Given information:
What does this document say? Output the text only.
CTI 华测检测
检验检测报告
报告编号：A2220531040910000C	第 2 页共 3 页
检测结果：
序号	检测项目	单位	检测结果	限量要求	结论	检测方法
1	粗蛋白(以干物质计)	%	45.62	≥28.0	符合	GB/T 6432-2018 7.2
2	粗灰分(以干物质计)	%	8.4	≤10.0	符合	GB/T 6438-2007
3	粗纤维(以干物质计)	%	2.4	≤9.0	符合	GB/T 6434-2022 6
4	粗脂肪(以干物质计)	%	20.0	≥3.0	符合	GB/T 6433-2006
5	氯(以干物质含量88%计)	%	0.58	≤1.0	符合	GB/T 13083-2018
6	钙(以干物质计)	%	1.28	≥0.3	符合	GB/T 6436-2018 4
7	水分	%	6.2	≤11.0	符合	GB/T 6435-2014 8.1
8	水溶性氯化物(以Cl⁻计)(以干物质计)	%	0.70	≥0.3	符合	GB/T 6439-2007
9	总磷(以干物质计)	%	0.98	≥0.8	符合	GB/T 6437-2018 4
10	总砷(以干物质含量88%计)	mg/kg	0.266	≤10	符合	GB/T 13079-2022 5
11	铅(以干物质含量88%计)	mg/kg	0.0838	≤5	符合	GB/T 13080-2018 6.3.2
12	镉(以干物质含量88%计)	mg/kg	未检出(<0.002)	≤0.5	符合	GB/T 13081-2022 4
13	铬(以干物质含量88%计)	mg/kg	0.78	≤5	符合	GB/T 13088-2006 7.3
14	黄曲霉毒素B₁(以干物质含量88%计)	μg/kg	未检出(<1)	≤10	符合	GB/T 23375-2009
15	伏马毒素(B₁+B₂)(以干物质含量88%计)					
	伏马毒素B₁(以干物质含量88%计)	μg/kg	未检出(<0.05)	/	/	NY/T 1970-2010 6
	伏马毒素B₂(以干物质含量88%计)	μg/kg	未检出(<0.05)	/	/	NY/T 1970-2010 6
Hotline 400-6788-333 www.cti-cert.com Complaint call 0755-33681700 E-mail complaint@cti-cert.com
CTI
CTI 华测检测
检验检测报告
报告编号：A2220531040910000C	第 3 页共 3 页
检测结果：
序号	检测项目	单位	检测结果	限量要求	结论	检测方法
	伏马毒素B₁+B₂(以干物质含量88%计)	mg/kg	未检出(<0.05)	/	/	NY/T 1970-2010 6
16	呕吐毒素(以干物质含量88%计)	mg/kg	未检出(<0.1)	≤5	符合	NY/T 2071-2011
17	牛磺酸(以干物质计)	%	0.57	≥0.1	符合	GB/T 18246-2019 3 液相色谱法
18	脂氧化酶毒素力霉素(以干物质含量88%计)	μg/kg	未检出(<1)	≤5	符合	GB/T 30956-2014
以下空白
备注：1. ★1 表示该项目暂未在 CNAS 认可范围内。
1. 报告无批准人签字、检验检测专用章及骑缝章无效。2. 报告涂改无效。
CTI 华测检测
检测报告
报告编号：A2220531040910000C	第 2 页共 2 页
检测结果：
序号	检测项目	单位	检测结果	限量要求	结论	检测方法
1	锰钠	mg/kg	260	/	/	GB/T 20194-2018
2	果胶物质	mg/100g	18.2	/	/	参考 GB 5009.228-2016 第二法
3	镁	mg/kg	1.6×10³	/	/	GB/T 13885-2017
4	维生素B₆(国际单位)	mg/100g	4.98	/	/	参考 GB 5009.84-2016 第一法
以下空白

Goal of the exercise: Extract the data exactly as given.

Expected answer:
What does this document say? Output the text only.
CTI 华测检测
检验检测报告
报告编号：A2220531040910000C	第 2 页共 3 页
检测结果：
序号	检测项目	单位	检测结果	限量要求	结论	检测方法
1	粗蛋白(以干物质计)	%	45.62	≥28.0	符合	GB/T 6432-2018 7.2
2	粗灰分(以干物质计)	%	8.4	≤10.0	符合	GB/T 6438-2007
3	粗纤维(以干物质计)	%	2.4	≤9.0	符合	GB/T 6434-2022 6
4	粗脂肪(以干物质计)	%	20.0	≥3.0	符合	GB/T 6433-2006
5	氯(以干物质含量88%计)	%	0.58	≤1.0	符合	GB/T 13083-2018
6	钙(以干物质计)	%	1.28	≥0.3	符合	GB/T 6436-2018 4
7	水分	%	6.2	≤11.0	符合	GB/T 6435-2014 8.1
8	水溶性氯化物(以Cl⁻计)(以干物质计)	%	0.70	≥0.3	符合	GB/T 6439-2007
9	总磷(以干物质计)	%	0.98	≥0.8	符合	GB/T 6437-2018 4
10	总砷(以干物质含量88%计)	mg/kg	0.266	≤10	符合	GB/T 13079-2022 5
11	铅(以干物质含量88%计)	mg/kg	0.0838	≤5	符合	GB/T 13080-2018 6.3.2
12	镉(以干物质含量88%计)	mg/kg	未检出(<0.002)	≤0.5	符合	GB/T 13081-2022 4
13	铬(以干物质含量88%计)	mg/kg	0.78	≤5	符合	GB/T 13088-2006 7.3
14	黄曲霉毒素B₁(以干物质含量88%计)	μg/kg	未检出(<1)	≤10	符合	GB/T 23375-2009
15	伏马毒素(B₁+B₂)(以干物质含量88%计)					
	伏马毒素B₁(以干物质含量88%计)	μg/kg	未检出(<0.05)	/	/	NY/T 1970-2010 6
	伏马毒素B₂(以干物质含量88%计)	μg/kg	未检出(<0.05)	/	/	NY/T 1970-2010 6
Hotline 400-6788-333 www.cti-cert.com Complaint call 0755-33681700 E-mail complaint@cti-cert.com
CTI
CTI 华测检测
检验检测报告
报告编号：A2220531040910000C	第 3 页共 3 页
检测结果：
序号	检测项目	单位	检测结果	限量要求	结论	检测方法
	伏马毒素B₁+B₂(以干物质含量88%计)	mg/kg	未检出(<0.05)	/	/	NY/T 1970-2010 6
16	呕吐毒素(以干物质含量88%计)	mg/kg	未检出(<0.1)	≤5	符合	NY/T 2071-2011
17	牛磺酸(以干物质计)	%	0.57	≥0.1	符合	GB/T 18246-2019 3 液相色谱法
18	脂氧化酶毒素力霉素(以干物质含量88%计)	μg/kg	未检出(<1)	≤5	符合	GB/T 30956-2014
以下空白
备注：1. ★1 表示该项目暂未在 CNAS 认可范围内。
1. 报告无批准人签字、检验检测专用章及骑缝章无效。2. 报告涂改无效。
CTI 华测检测
检测报告
报告编号：A2220531040910000C	第 2 页共 2 页
检测结果：
序号	检测项目	单位	检测结果	限量要求	结论	检测方法
1	锰钠	mg/kg	260	/	/	GB/T 20194-2018
2	果胶物质	mg/100g	18.2	/	/	参考 GB 5009.228-2016 第二法
3	镁	mg/kg	1.6×10³	/	/	GB/T 13885-2017
4	维生素B₆(国际单位)	mg/100g	4.98	/	/	参考 GB 5009.84-2016 第一法
以下空白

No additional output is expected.